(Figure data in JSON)
⟨

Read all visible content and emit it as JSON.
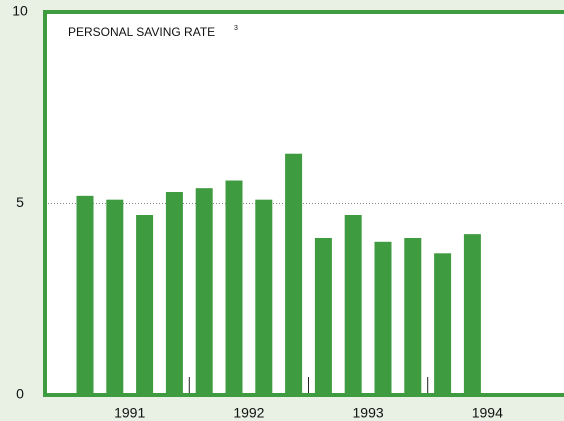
{
  "chart_data": {
    "type": "bar",
    "title": "PERSONAL SAVING RATE",
    "title_note": "3",
    "categories": [
      null,
      null,
      null,
      null,
      null,
      null,
      null,
      null,
      null,
      null,
      null,
      null,
      null,
      null
    ],
    "year_labels": [
      "1991",
      "1992",
      "1993",
      "1994"
    ],
    "values": [
      5.2,
      5.1,
      4.7,
      5.3,
      5.4,
      5.6,
      5.1,
      6.3,
      4.1,
      4.7,
      4.0,
      4.1,
      3.7,
      4.2
    ],
    "color": "#3f9b3f",
    "ylim": [
      0,
      10
    ],
    "yticks": [
      0,
      5,
      10
    ],
    "grid": true
  }
}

⟩

Job
Transcribe the full listing above exactly as it stands, minus the pictures.

Answer to the problem
Read all visible content and emit it as JSON.
{
  "chart_data": {
    "type": "bar",
    "title": "PERSONAL SAVING RATE",
    "title_note": "3",
    "categories": [
      null,
      null,
      null,
      null,
      null,
      null,
      null,
      null,
      null,
      null,
      null,
      null,
      null,
      null
    ],
    "year_labels": [
      "1991",
      "1992",
      "1993",
      "1994"
    ],
    "values": [
      5.2,
      5.1,
      4.7,
      5.3,
      5.4,
      5.6,
      5.1,
      6.3,
      4.1,
      4.7,
      4.0,
      4.1,
      3.7,
      4.2
    ],
    "color": "#3f9b3f",
    "ylim": [
      0,
      10
    ],
    "yticks": [
      0,
      5,
      10
    ],
    "grid": true
  }
}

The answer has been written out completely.